# Records to process
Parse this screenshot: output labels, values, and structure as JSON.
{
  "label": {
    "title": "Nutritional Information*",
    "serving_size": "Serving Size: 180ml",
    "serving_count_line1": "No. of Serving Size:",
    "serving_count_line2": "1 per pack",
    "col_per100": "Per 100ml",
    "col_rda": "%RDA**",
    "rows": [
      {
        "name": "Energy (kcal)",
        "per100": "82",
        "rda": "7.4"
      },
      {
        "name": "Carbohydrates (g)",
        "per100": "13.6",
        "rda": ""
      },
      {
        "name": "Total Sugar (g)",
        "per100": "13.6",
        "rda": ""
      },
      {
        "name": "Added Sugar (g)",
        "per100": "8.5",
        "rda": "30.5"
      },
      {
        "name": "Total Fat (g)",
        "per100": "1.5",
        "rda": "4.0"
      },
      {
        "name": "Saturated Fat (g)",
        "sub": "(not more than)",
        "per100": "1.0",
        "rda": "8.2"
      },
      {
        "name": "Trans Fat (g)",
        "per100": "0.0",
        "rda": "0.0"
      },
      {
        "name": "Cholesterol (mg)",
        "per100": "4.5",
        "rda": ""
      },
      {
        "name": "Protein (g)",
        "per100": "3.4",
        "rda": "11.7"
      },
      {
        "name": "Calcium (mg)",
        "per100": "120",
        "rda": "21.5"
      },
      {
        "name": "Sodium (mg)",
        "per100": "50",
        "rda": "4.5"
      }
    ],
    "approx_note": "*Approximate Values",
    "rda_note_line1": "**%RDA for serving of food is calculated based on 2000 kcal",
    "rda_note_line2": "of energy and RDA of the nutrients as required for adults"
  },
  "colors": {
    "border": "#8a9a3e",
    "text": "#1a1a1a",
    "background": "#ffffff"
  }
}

# Exercise objective
Return every record, leaving each line exactly as it was given.

# Output for this task
Parse this screenshot: output labels, values, and structure as JSON.
{
  "label": {
    "title": "Nutritional Information*",
    "serving_size": "Serving Size: 180ml",
    "serving_count_line1": "No. of Serving Size:",
    "serving_count_line2": "1 per pack",
    "col_per100": "Per 100ml",
    "col_rda": "%RDA**",
    "rows": [
      {
        "name": "Energy (kcal)",
        "per100": "82",
        "rda": "7.4"
      },
      {
        "name": "Carbohydrates (g)",
        "per100": "13.6",
        "rda": ""
      },
      {
        "name": "Total Sugar (g)",
        "per100": "13.6",
        "rda": ""
      },
      {
        "name": "Added Sugar (g)",
        "per100": "8.5",
        "rda": "30.5"
      },
      {
        "name": "Total Fat (g)",
        "per100": "1.5",
        "rda": "4.0"
      },
      {
        "name": "Saturated Fat (g)",
        "sub": "(not more than)",
        "per100": "1.0",
        "rda": "8.2"
      },
      {
        "name": "Trans Fat (g)",
        "per100": "0.0",
        "rda": "0.0"
      },
      {
        "name": "Cholesterol (mg)",
        "per100": "4.5",
        "rda": ""
      },
      {
        "name": "Protein (g)",
        "per100": "3.4",
        "rda": "11.7"
      },
      {
        "name": "Calcium (mg)",
        "per100": "120",
        "rda": "21.5"
      },
      {
        "name": "Sodium (mg)",
        "per100": "50",
        "rda": "4.5"
      }
    ],
    "approx_note": "*Approximate Values",
    "rda_note_line1": "**%RDA for serving of food is calculated based on 2000 kcal",
    "rda_note_line2": "of energy and RDA of the nutrients as required for adults"
  },
  "colors": {
    "border": "#8a9a3e",
    "text": "#1a1a1a",
    "background": "#ffffff"
  }
}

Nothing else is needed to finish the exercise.